▶ What needs to be done
Each record must be reproduced exactly as it is shown.

▶ Input
⟨

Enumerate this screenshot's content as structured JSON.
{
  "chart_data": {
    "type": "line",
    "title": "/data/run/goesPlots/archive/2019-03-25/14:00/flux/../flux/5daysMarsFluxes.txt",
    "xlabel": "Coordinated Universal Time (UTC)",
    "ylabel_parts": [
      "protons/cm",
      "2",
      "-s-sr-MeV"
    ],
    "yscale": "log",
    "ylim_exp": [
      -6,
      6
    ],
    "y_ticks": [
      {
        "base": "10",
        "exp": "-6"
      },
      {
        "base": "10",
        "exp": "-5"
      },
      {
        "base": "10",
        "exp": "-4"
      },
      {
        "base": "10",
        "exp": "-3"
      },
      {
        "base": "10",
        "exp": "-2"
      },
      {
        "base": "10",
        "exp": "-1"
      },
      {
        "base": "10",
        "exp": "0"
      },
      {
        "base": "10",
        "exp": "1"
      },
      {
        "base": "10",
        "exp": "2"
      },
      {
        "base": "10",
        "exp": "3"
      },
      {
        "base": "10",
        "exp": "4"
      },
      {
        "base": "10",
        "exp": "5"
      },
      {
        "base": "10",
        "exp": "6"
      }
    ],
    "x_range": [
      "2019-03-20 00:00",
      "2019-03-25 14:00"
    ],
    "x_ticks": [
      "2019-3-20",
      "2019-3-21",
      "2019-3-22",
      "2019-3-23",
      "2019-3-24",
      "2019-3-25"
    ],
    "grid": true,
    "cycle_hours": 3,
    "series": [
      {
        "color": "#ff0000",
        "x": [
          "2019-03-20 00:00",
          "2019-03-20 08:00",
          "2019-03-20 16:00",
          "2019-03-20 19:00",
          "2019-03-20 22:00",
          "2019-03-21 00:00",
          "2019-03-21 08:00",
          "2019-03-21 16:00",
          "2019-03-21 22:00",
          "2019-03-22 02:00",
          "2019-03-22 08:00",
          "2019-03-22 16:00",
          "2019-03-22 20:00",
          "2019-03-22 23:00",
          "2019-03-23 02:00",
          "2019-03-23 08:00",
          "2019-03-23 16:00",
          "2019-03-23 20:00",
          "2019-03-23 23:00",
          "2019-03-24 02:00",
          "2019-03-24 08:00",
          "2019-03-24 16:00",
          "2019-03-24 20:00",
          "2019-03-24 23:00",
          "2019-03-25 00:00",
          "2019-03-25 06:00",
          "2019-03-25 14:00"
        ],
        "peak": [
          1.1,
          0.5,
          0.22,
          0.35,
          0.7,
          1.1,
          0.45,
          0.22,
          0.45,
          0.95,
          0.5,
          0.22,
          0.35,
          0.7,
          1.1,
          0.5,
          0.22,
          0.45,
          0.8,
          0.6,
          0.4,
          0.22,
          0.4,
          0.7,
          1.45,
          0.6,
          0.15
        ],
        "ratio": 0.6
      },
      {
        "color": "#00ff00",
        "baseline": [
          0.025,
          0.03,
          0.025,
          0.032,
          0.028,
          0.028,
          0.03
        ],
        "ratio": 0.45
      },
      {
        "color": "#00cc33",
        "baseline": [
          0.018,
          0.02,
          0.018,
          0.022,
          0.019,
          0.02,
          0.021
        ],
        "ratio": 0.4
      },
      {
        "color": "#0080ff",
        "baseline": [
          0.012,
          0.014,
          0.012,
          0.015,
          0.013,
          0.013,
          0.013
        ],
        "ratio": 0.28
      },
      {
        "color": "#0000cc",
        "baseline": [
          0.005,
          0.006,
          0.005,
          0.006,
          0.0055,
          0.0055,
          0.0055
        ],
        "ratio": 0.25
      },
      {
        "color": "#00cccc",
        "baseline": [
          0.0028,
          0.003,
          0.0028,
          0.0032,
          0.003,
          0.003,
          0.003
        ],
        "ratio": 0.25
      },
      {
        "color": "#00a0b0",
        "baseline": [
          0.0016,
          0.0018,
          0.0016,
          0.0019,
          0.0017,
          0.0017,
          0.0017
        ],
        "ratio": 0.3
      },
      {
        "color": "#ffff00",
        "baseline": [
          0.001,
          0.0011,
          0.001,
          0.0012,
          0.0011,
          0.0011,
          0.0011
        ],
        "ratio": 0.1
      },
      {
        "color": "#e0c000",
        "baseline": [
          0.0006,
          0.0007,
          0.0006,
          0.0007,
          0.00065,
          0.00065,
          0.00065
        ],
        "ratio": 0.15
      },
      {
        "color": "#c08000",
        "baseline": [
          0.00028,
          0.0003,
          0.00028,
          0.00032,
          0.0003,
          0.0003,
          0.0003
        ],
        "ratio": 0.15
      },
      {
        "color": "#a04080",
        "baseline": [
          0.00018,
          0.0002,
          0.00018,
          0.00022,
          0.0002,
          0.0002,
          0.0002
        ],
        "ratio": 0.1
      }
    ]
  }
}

⟩

▶ Right answer
Enumerate this screenshot's content as structured JSON.
{
  "chart_data": {
    "type": "line",
    "title": "/data/run/goesPlots/archive/2019-03-25/14:00/flux/../flux/5daysMarsFluxes.txt",
    "xlabel": "Coordinated Universal Time (UTC)",
    "ylabel_parts": [
      "protons/cm",
      "2",
      "-s-sr-MeV"
    ],
    "yscale": "log",
    "ylim_exp": [
      -6,
      6
    ],
    "y_ticks": [
      {
        "base": "10",
        "exp": "-6"
      },
      {
        "base": "10",
        "exp": "-5"
      },
      {
        "base": "10",
        "exp": "-4"
      },
      {
        "base": "10",
        "exp": "-3"
      },
      {
        "base": "10",
        "exp": "-2"
      },
      {
        "base": "10",
        "exp": "-1"
      },
      {
        "base": "10",
        "exp": "0"
      },
      {
        "base": "10",
        "exp": "1"
      },
      {
        "base": "10",
        "exp": "2"
      },
      {
        "base": "10",
        "exp": "3"
      },
      {
        "base": "10",
        "exp": "4"
      },
      {
        "base": "10",
        "exp": "5"
      },
      {
        "base": "10",
        "exp": "6"
      }
    ],
    "x_range": [
      "2019-03-20 00:00",
      "2019-03-25 14:00"
    ],
    "x_ticks": [
      "2019-3-20",
      "2019-3-21",
      "2019-3-22",
      "2019-3-23",
      "2019-3-24",
      "2019-3-25"
    ],
    "grid": true,
    "cycle_hours": 3,
    "series": [
      {
        "color": "#ff0000",
        "x": [
          "2019-03-20 00:00",
          "2019-03-20 08:00",
          "2019-03-20 16:00",
          "2019-03-20 19:00",
          "2019-03-20 22:00",
          "2019-03-21 00:00",
          "2019-03-21 08:00",
          "2019-03-21 16:00",
          "2019-03-21 22:00",
          "2019-03-22 02:00",
          "2019-03-22 08:00",
          "2019-03-22 16:00",
          "2019-03-22 20:00",
          "2019-03-22 23:00",
          "2019-03-23 02:00",
          "2019-03-23 08:00",
          "2019-03-23 16:00",
          "2019-03-23 20:00",
          "2019-03-23 23:00",
          "2019-03-24 02:00",
          "2019-03-24 08:00",
          "2019-03-24 16:00",
          "2019-03-24 20:00",
          "2019-03-24 23:00",
          "2019-03-25 00:00",
          "2019-03-25 06:00",
          "2019-03-25 14:00"
        ],
        "peak": [
          1.1,
          0.5,
          0.22,
          0.35,
          0.7,
          1.1,
          0.45,
          0.22,
          0.45,
          0.95,
          0.5,
          0.22,
          0.35,
          0.7,
          1.1,
          0.5,
          0.22,
          0.45,
          0.8,
          0.6,
          0.4,
          0.22,
          0.4,
          0.7,
          1.45,
          0.6,
          0.15
        ],
        "ratio": 0.6
      },
      {
        "color": "#00ff00",
        "baseline": [
          0.025,
          0.03,
          0.025,
          0.032,
          0.028,
          0.028,
          0.03
        ],
        "ratio": 0.45
      },
      {
        "color": "#00cc33",
        "baseline": [
          0.018,
          0.02,
          0.018,
          0.022,
          0.019,
          0.02,
          0.021
        ],
        "ratio": 0.4
      },
      {
        "color": "#0080ff",
        "baseline": [
          0.012,
          0.014,
          0.012,
          0.015,
          0.013,
          0.013,
          0.013
        ],
        "ratio": 0.28
      },
      {
        "color": "#0000cc",
        "baseline": [
          0.005,
          0.006,
          0.005,
          0.006,
          0.0055,
          0.0055,
          0.0055
        ],
        "ratio": 0.25
      },
      {
        "color": "#00cccc",
        "baseline": [
          0.0028,
          0.003,
          0.0028,
          0.0032,
          0.003,
          0.003,
          0.003
        ],
        "ratio": 0.25
      },
      {
        "color": "#00a0b0",
        "baseline": [
          0.0016,
          0.0018,
          0.0016,
          0.0019,
          0.0017,
          0.0017,
          0.0017
        ],
        "ratio": 0.3
      },
      {
        "color": "#ffff00",
        "baseline": [
          0.001,
          0.0011,
          0.001,
          0.0012,
          0.0011,
          0.0011,
          0.0011
        ],
        "ratio": 0.1
      },
      {
        "color": "#e0c000",
        "baseline": [
          0.0006,
          0.0007,
          0.0006,
          0.0007,
          0.00065,
          0.00065,
          0.00065
        ],
        "ratio": 0.15
      },
      {
        "color": "#c08000",
        "baseline": [
          0.00028,
          0.0003,
          0.00028,
          0.00032,
          0.0003,
          0.0003,
          0.0003
        ],
        "ratio": 0.15
      },
      {
        "color": "#a04080",
        "baseline": [
          0.00018,
          0.0002,
          0.00018,
          0.00022,
          0.0002,
          0.0002,
          0.0002
        ],
        "ratio": 0.1
      }
    ]
  }
}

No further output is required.